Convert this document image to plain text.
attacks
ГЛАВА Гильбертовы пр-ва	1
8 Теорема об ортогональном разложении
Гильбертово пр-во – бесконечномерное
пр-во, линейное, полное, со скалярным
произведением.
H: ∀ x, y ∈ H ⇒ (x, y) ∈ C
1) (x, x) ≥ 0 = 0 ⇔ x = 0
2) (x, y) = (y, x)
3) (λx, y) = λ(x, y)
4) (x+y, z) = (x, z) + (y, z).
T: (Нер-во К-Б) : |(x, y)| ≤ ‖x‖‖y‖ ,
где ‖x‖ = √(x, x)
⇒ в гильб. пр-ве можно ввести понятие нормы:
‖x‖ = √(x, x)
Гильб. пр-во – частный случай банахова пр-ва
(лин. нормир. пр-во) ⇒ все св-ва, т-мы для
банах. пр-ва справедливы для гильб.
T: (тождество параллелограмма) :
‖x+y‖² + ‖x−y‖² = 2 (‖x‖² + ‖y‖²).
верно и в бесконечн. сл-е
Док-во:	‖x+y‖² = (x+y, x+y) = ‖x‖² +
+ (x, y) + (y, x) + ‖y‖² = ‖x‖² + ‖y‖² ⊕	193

* * *

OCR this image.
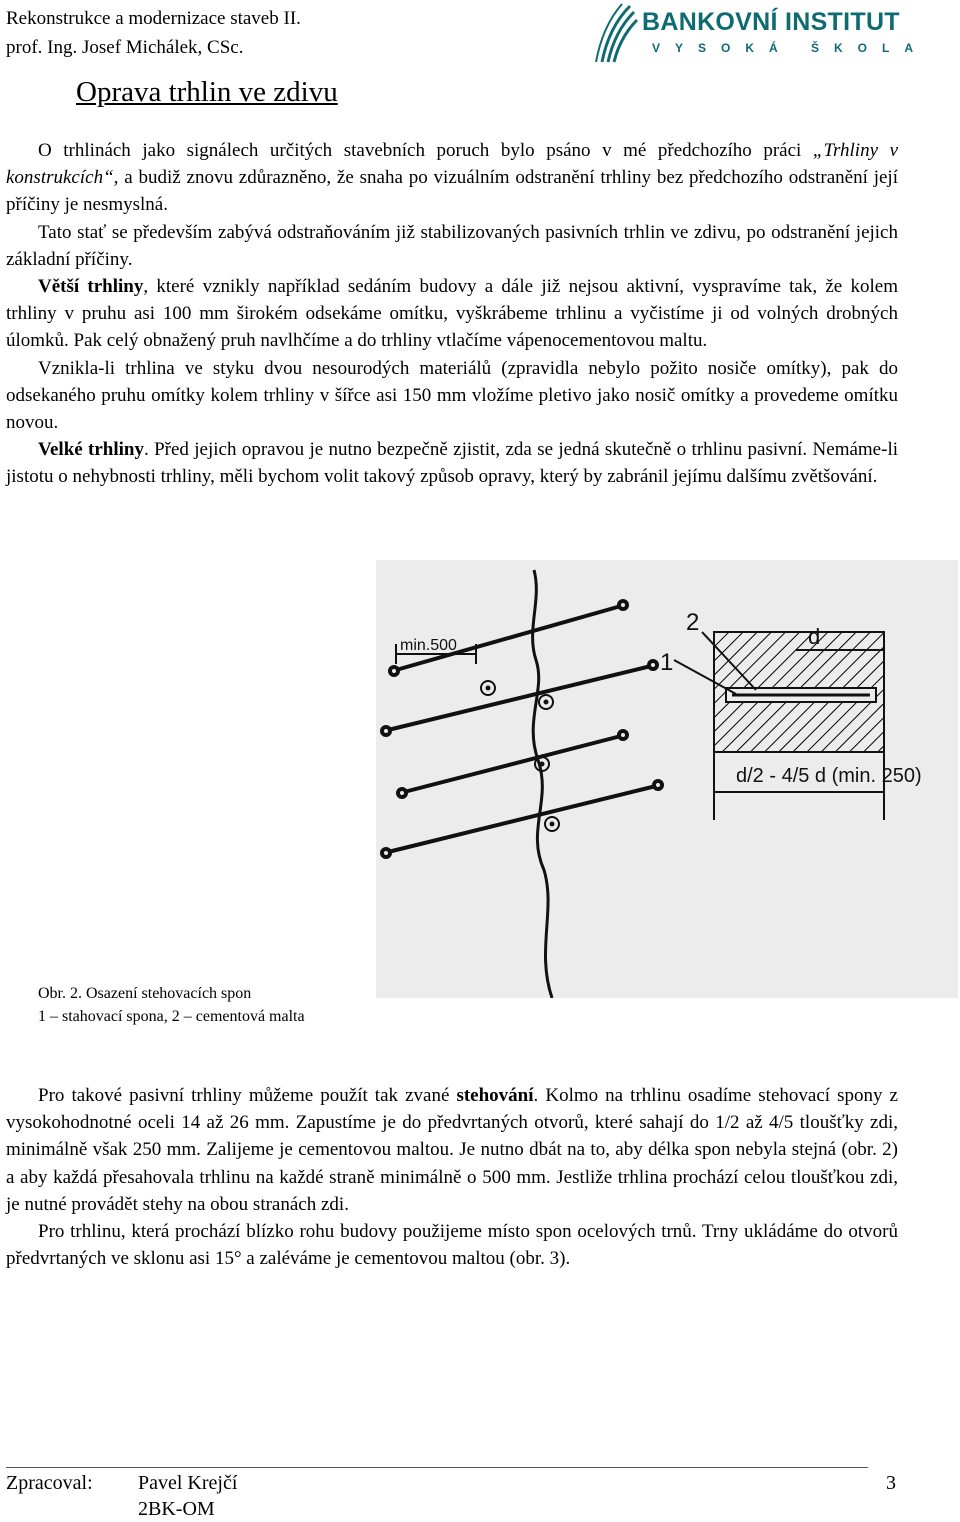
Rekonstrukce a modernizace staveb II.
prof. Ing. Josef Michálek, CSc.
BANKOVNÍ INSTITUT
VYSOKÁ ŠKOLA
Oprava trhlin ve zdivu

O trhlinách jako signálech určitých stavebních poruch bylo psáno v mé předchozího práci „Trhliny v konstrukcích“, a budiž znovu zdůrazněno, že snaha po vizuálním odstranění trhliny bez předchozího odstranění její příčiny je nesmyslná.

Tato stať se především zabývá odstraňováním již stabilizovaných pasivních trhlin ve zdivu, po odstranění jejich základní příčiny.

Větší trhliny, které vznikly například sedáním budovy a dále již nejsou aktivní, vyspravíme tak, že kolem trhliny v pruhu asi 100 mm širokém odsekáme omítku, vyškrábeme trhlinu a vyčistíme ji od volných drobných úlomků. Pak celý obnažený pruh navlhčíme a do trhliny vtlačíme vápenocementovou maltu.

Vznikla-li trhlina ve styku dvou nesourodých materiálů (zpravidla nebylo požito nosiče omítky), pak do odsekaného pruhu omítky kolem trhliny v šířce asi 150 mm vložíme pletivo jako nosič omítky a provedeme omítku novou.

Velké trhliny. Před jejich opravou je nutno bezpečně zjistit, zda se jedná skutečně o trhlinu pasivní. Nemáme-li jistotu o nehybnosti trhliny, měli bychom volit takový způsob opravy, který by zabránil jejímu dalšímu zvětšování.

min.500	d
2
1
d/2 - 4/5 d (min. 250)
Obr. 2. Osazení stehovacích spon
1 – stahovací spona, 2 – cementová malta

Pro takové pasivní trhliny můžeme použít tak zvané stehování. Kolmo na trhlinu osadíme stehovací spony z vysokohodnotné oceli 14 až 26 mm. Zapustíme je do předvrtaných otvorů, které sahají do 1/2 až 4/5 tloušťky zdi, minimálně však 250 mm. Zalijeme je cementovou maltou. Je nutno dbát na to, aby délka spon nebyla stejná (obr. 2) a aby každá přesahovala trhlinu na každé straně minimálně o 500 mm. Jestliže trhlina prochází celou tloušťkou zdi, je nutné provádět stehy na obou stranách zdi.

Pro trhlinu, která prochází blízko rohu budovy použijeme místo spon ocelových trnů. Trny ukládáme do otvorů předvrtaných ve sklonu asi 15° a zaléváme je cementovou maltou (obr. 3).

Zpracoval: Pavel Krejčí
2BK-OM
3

* * *

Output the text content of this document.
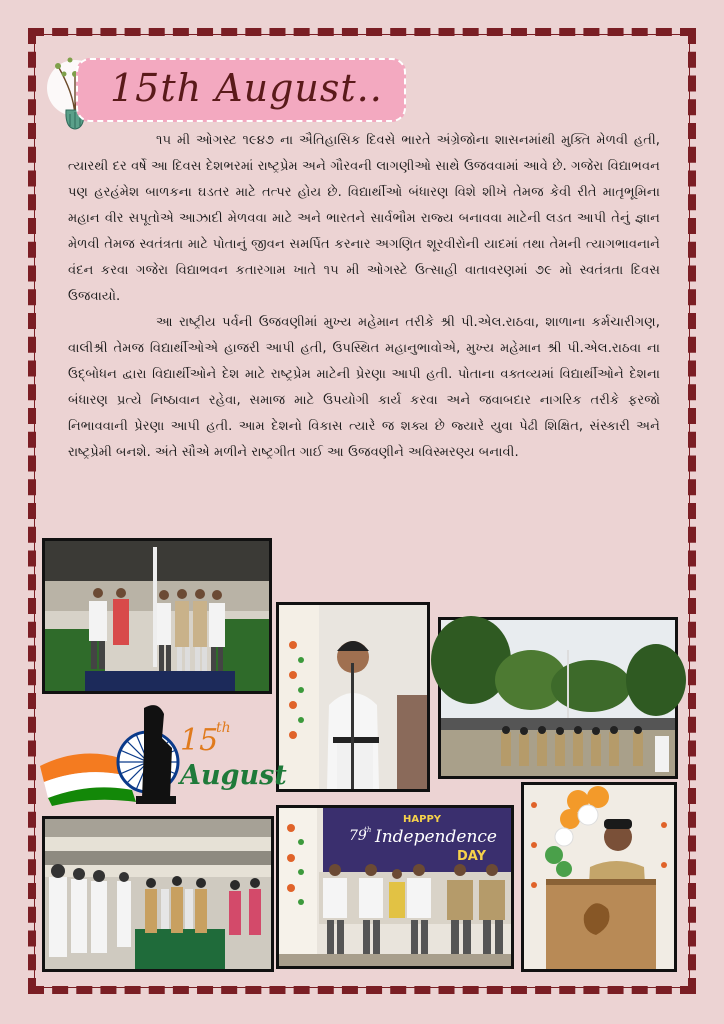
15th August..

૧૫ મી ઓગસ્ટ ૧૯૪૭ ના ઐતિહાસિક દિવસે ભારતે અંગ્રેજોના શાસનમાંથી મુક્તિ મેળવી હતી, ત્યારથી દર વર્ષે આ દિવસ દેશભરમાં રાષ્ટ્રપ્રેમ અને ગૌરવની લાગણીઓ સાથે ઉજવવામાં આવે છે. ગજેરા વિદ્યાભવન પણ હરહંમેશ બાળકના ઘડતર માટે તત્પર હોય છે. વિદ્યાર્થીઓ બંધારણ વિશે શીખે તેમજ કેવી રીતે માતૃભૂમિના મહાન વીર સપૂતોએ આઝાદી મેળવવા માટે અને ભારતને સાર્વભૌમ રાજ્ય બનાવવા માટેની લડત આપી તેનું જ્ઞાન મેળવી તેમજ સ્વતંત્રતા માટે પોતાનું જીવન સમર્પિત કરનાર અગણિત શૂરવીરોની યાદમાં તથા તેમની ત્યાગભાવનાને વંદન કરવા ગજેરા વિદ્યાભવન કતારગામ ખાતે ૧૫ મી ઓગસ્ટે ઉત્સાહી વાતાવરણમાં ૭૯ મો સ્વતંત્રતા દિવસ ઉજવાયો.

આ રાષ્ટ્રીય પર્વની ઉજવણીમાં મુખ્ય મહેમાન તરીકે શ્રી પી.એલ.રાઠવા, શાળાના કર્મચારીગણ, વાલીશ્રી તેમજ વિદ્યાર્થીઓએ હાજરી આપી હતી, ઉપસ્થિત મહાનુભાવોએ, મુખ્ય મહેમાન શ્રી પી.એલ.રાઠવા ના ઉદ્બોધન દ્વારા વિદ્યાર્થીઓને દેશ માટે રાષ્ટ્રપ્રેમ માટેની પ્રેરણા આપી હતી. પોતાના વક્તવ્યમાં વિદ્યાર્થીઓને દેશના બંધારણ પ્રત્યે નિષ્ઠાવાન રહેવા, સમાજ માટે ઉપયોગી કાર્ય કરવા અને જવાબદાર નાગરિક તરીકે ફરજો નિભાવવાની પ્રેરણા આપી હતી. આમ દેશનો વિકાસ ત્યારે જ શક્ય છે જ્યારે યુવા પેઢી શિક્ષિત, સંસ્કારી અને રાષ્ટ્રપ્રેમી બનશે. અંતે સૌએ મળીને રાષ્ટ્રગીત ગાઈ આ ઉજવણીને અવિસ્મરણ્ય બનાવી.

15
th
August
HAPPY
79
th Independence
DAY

*Goal*. Pull every line holding "document" out of the records.

*Written answer*.
Convert this document image to plain text.
Output the text content of this document.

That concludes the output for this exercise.